--- start EXCERPTED TEXT ---

# Assignment 9: Hypothesis Testing (Part 1)

## Objective

In many situations, we cannot get the full population but only a sample. If we derive an interesting result from a sample, how likely can we derive the same result from the entire population? In other words, we want to know whether this result is a true finding or it just happens in the sample by chance. Hypothesis testing aims to answer this fundamental question. 


**Hypothesis Testing**
1. Why A/B testing?  
2. What is a permutation test? How to implement it?
3. What is p-value? How to avoid p-hacking? 
4. What is a chi-squared test? How to implement it?


## Task 1. A/B Testing
> Acknowledgment: Thank [Greg Baker](http://www.cs.sfu.ca/~ggbaker/) for helping me to prepare this task.

A very common technique to evaluate changes in a user interface is A/B testing: show some users interface A, some interface B, and then look to see if one performs better than the other.

Suppose I started an A/B test on CourSys. Here are the two interfaces that I want to compare with. I want to know whether a good placeholder in the search box can attract more users to use the `search` feature.


![](img/ab-testing.png)

The provided [searchlog.json](searchlog.json) has information about users' usage. The question I was interested in: is the number of searches per user different?

To answer this question, we need to first pick up a **test statistic** to quantify how good an interface is. Here, we choose "the search_count mean". 

Please write the code to compute **the difference of the search_count means between interface A and Interface B.** 

In [23]:
#<-- Write Your Code -->
import pandas as pd
import json

data = pd.read_json('searchlog.json', lines=True)

data_a = data[data['search_ui'] == 'A']
data_b = data[data['search_ui'] == 'B']

mean_ui = abs(data_a['search_count'].mean() - data_b['search_count'].mean())
mean_ui


0.13500569535052287

Suppose we find that the mean value increased by 0.135. Then, we wonder whether this result is just caused by random variation. 

We define the Null Hypothesis as
 * The difference in search_count mean between Interface A and Interface B is caused by random variation. 
 
Then the next job is to check whether we can reject the null hypothesis or not. If it does, we can adopt the alternative explanation:
 * The difference in search_count mean  between Interface A and Interface B is caused by the design differences between the two.

--- end EXCERPTED TEXT ---
--- start EXTRACTED MATERIAL ---

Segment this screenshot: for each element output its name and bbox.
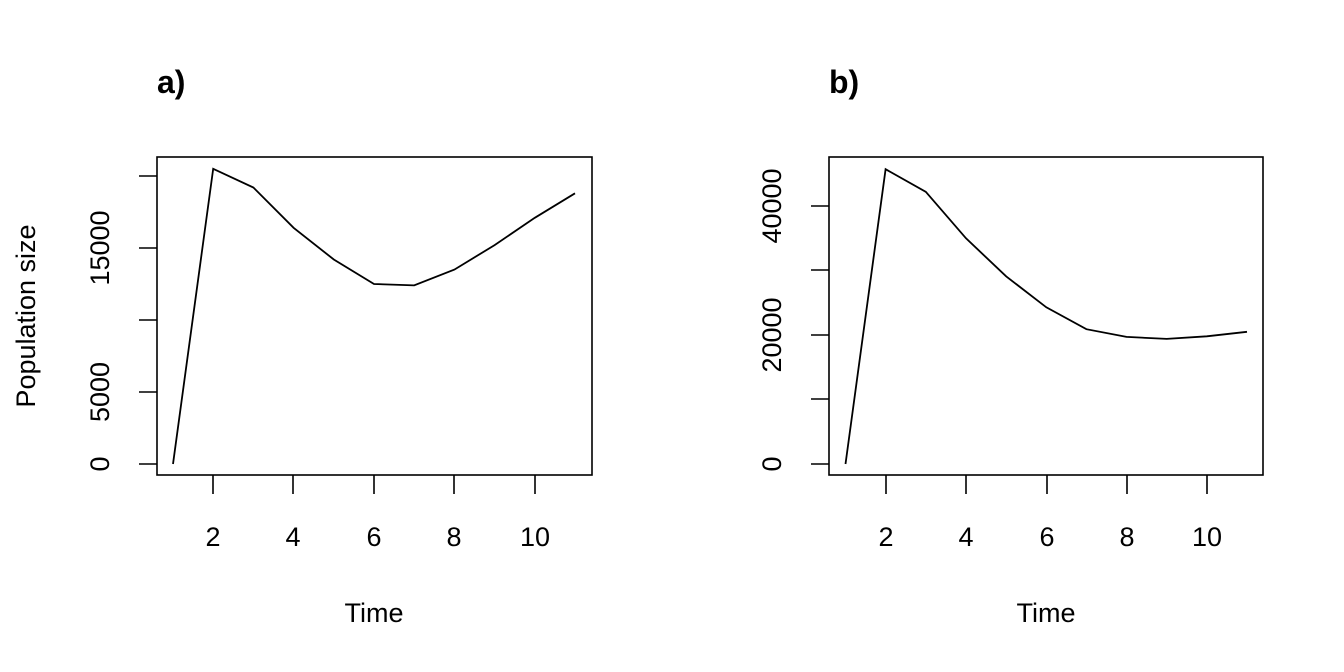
panel-a-xtick-6: 6: [366, 522, 381, 552]
panel-b-plot-frame: [828, 156, 1264, 476]
panel-b-ytick-20000: 20000: [757, 297, 787, 372]
panel-b-xtick-8: 8: [1119, 522, 1134, 552]
panel-a-ytick-0: 0: [85, 456, 115, 471]
panel-b-ytick-0: 0: [757, 456, 787, 471]
panel-a-title: a): [157, 64, 185, 100]
panel-a: a) 0 5000 15000 2 4 6 8 10 Time Pop: [11, 64, 593, 628]
panel-a-xtick-8: 8: [446, 522, 461, 552]
panel-b-xtick-6: 6: [1039, 522, 1054, 552]
panel-b-xtick-4: 4: [958, 522, 973, 552]
panel-a-xtick-2: 2: [205, 522, 220, 552]
panel-a-ytick-5000: 5000: [85, 362, 115, 422]
panel-b-xtick-2: 2: [878, 522, 893, 552]
panel-b: b) 0 20000 40000 2 4 6 8 10 Time: [757, 64, 1264, 628]
panel-a-xtick-4: 4: [285, 522, 300, 552]
panel-a-x-axis: 2 4 6 8 10: [205, 475, 550, 552]
panel-a-x-axis-label: Time: [345, 598, 404, 628]
panel-b-title: b): [829, 64, 859, 100]
panel-a-population-line: [172, 167, 576, 465]
panel-a-y-axis-label: Population size: [11, 224, 41, 407]
panel-a-xtick-10: 10: [520, 522, 550, 552]
panel-b-x-axis: 2 4 6 8 10: [878, 475, 1222, 552]
panel-a-plot-frame: [156, 156, 593, 476]
panel-b-x-axis-label: Time: [1017, 598, 1076, 628]
panel-a-ytick-15000: 15000: [85, 210, 115, 285]
panel-b-ytick-40000: 40000: [757, 168, 787, 243]
panel-b-y-axis: 0 20000 40000: [757, 168, 829, 472]
panel-b-xtick-10: 10: [1192, 522, 1222, 552]
panel-b-population-line: [844, 167, 1248, 465]
panel-a-y-axis: 0 5000 15000: [85, 175, 157, 472]
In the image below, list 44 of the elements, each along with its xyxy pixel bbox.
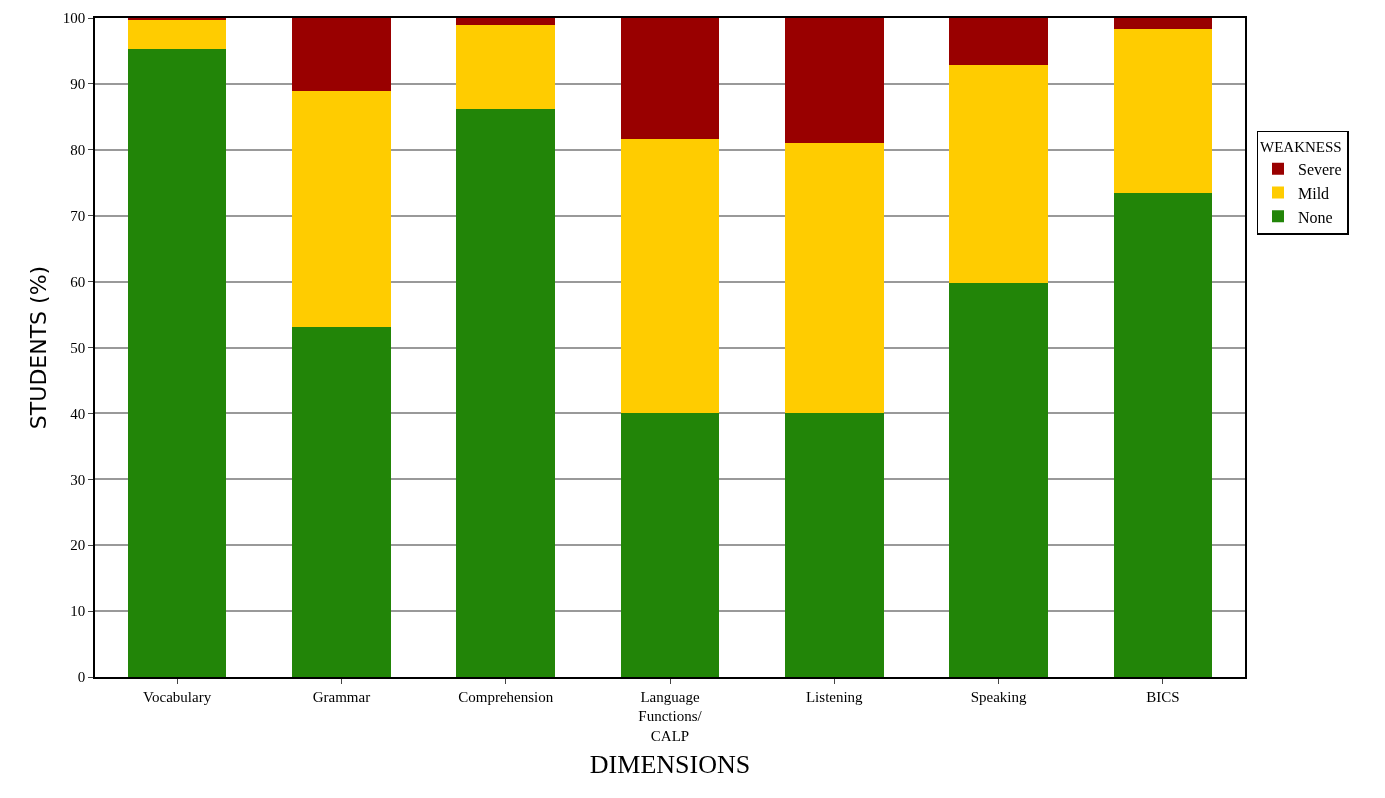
bar bbox=[620, 18, 720, 140]
bar bbox=[785, 143, 884, 413]
y-tick-label: 80 bbox=[70, 142, 86, 159]
x-tick-label: Language Functions/ CALP bbox=[638, 688, 703, 744]
bar bbox=[620, 412, 720, 677]
x-axis-title: DIMENSIONS bbox=[589, 749, 751, 779]
bar bbox=[620, 139, 720, 413]
bar bbox=[456, 25, 555, 109]
x-tick-label: Comprehension bbox=[458, 688, 554, 705]
y-axis-title: STUDENTS (%) bbox=[26, 265, 52, 430]
y-tick-label: 0 bbox=[77, 669, 86, 686]
bar bbox=[1113, 29, 1213, 194]
legend-label: None bbox=[1298, 208, 1333, 226]
y-tick-label: 100 bbox=[62, 10, 86, 27]
y-tick-label: 20 bbox=[70, 537, 86, 554]
bar bbox=[949, 282, 1048, 677]
x-tick-label: Listening bbox=[805, 688, 864, 705]
bar bbox=[292, 18, 391, 92]
bar bbox=[292, 91, 391, 328]
legend-title: WEAKNESS bbox=[1260, 138, 1342, 155]
bar bbox=[949, 18, 1048, 65]
legend-label: Severe bbox=[1298, 160, 1342, 178]
bar bbox=[292, 327, 391, 677]
y-tick-label: 60 bbox=[70, 273, 86, 290]
bar bbox=[127, 48, 227, 677]
y-tick-label: 40 bbox=[70, 405, 86, 422]
bar bbox=[785, 412, 884, 677]
legend-label: Mild bbox=[1298, 184, 1330, 202]
bar bbox=[785, 18, 884, 144]
x-tick-label: Vocabulary bbox=[143, 688, 212, 705]
bar bbox=[949, 64, 1048, 283]
bar bbox=[1113, 18, 1213, 30]
x-tick-label: Grammar bbox=[312, 688, 371, 705]
y-tick-label: 70 bbox=[70, 207, 86, 224]
x-tick-label: BICS bbox=[1146, 688, 1180, 705]
y-tick-label: 30 bbox=[70, 471, 86, 488]
y-tick-label: 90 bbox=[70, 76, 86, 93]
bar bbox=[456, 18, 555, 26]
x-tick-label: Speaking bbox=[970, 688, 1027, 705]
bar bbox=[1113, 193, 1213, 677]
bar bbox=[456, 108, 555, 677]
y-tick-label: 10 bbox=[70, 603, 86, 620]
y-tick-label: 50 bbox=[70, 339, 86, 356]
bar bbox=[127, 19, 227, 49]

--- end EXTRACTED MATERIAL ---

| TO BE DONE |
a - In the entries, copy the lines starting with the line containing "panel-a-xtick-6: 6: [366, 522, 381, 552]" and going on through the line containing "panel-b-title: b): [829, 64, 859, 100]".
b - Carry on the hypothesis testing assignment from the point where it stops.
The hypothesis testing assignment and the entries come from unrelated sources.

| RESPONSES PER TASK |
a -
panel-a-xtick-6: 6: [366, 522, 381, 552]
panel-b-plot-frame: [828, 156, 1264, 476]
panel-b-ytick-20000: 20000: [757, 297, 787, 372]
panel-b-xtick-8: 8: [1119, 522, 1134, 552]
panel-a-ytick-0: 0: [85, 456, 115, 471]
panel-b-ytick-0: 0: [757, 456, 787, 471]
panel-a-title: a): [157, 64, 185, 100]
panel-a: a) 0 5000 15000 2 4 6 8 10 Time Pop: [11, 64, 593, 628]
panel-a-xtick-8: 8: [446, 522, 461, 552]
panel-b-xtick-6: 6: [1039, 522, 1054, 552]
panel-b-xtick-4: 4: [958, 522, 973, 552]
panel-a-xtick-2: 2: [205, 522, 220, 552]
panel-a-ytick-5000: 5000: [85, 362, 115, 422]
panel-b-xtick-2: 2: [878, 522, 893, 552]
panel-b: b) 0 20000 40000 2 4 6 8 10 Time: [757, 64, 1264, 628]
panel-a-xtick-4: 4: [285, 522, 300, 552]
panel-a-x-axis: 2 4 6 8 10: [205, 475, 550, 552]
panel-a-x-axis-label: Time: [345, 598, 404, 628]
panel-b-title: b): [829, 64, 859, 100]

b -
We compute the p-value of the observed result. If p-value is low (e.g., <0.01), we can reject the null hypothesis, and adopt  the alternative explanation.  

Please implement a permutation test (numSamples = 10000) to compute the p-value. Note that you are NOT allowed to use an implementation in an existing library. You have to implement it by yourself.

In [24]:
#<-- Write Your Code -->
numSamples = 10000
new_means = []

for i in range(numSamples):
	new_data = data.sample(frac=1).reset_index(drop=True)
	new_data_1 = new_data[:len(data_a)]
	new_data_2 = new_data[len(data_a):]

	new_means.append(new_data_1['search_count'].mean() - new_data_2['search_count'].mean())

new_means = list(filter(lambda new_mean: abs(new_mean) >= abs(mean_ui), new_means))

p_value = len(new_means) / numSamples

p_value

0.2594

Suppose we want to use the same dataset to do another A/B testing. We suspect that instructors are the ones who can get more useful information from the search feature, so perhaps non-instructors didn't touch the search feature because it was genuinely not relevant to them.

So we decide to repeat the above analysis looking only at instructors.

**Q. If using the same dataset to do this analysis, do you feel like we're p-hacking? If so, what can we do with it?**

**A.**
Yes, Taking only the instructor will influence the result as the data will be more biased from the instructor.

## Task 2. Chi-squared Test 

There are tens of different hypothesis testing methods. It's impossible to cover all of them in one week. Given that this is an important topic in statistics, I highly recommend using your free time to learn some other popular ones such as <a href="https://en.wikipedia.org/wiki/Chi-squared_test">Chi-squared test</a>, <a href="https://en.wikipedia.org/wiki/G-test">G-test</a>, <a href="https://en.wikipedia.org/wiki/Student%27s_t-test">T-test</a>, and <a href="https://en.wikipedia.org/wiki/Mann%E2%80%93Whitney_U_test">Mann–Whitney U test</a>.

On the searchlog dataset, there are two categorical columns: `is_instructor` and `search_ui`. In Task D, your job is to first learn how a Chi-Squired test works by yourself and then use it to test whether `is_instructor` and `search_ui` are correlated. 

Please write code to compute the Chi-squared stat. Note that you are **not** allowed to call an existing function (e.g., stats.chi2, chi2_contingency). 

In [25]:
#<-- Write Your Code -->
cross_tab = pd.crosstab(data['is_instructor'], data['search_ui'], margins=True, margins_name='total')

In [26]:
chi_square = 0

for i in ['A', 'B']:
    for j in [True, False]:
        O = cross_tab[i][j]
        E = cross_tab[i]['total'] * cross_tab['total'][j] / cross_tab['total']['total']
        chi_square += (O-E)**2/E

chi_square

0.6731740891275046

Please explain how to use Chi-squared test to determine whether `is_instructor` and `search_ui` are correlated. 

**A.** 
1. First we create null hypothesis and alternative hypothesis:
Null hypothesis : There is no relationship between is_instructor and search_ui.
Alternative hypothesis : There is a relationship between is_instructor and search_ui

2. Then we create a contigency table that contains observed frequencies of both the variables is_instructor and search_ui.
This table contains 4 boxes each representing combinatiosn of is_instructor and search_ui ((yes, A), (yes, B), (no, A), (no, B)). The entried will be filled by counting the frequency of each observations. Also fill the table with total of each row and column, and the grand total.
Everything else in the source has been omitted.